▶ _Your goal_
Reproduce the data word for word, from its first line through the line containing "y-tick-label: 150 bbox=[137, 455, 185, 484]", with both of those lines included.

▶ _Input_
============================================================

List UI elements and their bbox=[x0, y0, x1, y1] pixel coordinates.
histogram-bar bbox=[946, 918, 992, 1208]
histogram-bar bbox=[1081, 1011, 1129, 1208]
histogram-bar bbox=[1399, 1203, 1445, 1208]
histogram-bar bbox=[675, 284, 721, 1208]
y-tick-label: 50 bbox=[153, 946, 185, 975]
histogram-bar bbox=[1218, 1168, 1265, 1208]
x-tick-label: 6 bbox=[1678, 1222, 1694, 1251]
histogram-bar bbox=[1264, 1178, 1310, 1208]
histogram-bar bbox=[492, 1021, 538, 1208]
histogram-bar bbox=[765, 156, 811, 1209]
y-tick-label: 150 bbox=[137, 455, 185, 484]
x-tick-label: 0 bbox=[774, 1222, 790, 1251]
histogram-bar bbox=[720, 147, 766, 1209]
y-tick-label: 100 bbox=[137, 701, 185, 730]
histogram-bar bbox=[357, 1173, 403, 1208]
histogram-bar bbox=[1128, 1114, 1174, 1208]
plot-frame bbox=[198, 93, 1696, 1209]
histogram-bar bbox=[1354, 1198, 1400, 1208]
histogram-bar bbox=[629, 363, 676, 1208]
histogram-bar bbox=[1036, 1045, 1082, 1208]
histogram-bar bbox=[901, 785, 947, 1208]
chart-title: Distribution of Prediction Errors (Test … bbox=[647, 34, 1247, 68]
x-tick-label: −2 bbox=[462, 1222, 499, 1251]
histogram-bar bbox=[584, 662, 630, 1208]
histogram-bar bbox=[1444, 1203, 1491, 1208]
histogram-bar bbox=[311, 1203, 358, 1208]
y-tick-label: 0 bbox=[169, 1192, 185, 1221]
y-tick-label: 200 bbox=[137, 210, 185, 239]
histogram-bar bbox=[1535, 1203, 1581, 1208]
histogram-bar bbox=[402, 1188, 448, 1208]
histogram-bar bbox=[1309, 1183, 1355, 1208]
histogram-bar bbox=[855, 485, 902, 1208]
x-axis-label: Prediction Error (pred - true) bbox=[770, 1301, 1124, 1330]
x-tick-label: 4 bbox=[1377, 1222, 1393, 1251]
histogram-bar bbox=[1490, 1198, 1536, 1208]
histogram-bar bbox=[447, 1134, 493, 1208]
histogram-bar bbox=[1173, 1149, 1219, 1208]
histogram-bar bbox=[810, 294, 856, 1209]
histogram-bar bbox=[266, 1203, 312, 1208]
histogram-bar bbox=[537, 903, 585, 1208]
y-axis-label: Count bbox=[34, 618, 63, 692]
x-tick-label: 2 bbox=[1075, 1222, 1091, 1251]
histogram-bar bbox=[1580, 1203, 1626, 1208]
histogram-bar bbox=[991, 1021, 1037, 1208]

============================================================

▶ _Answer for the task_
List UI elements and their bbox=[x0, y0, x1, y1] pixel coordinates.
histogram-bar bbox=[946, 918, 992, 1208]
histogram-bar bbox=[1081, 1011, 1129, 1208]
histogram-bar bbox=[1399, 1203, 1445, 1208]
histogram-bar bbox=[675, 284, 721, 1208]
y-tick-label: 50 bbox=[153, 946, 185, 975]
histogram-bar bbox=[1218, 1168, 1265, 1208]
x-tick-label: 6 bbox=[1678, 1222, 1694, 1251]
histogram-bar bbox=[1264, 1178, 1310, 1208]
histogram-bar bbox=[492, 1021, 538, 1208]
histogram-bar bbox=[765, 156, 811, 1209]
y-tick-label: 150 bbox=[137, 455, 185, 484]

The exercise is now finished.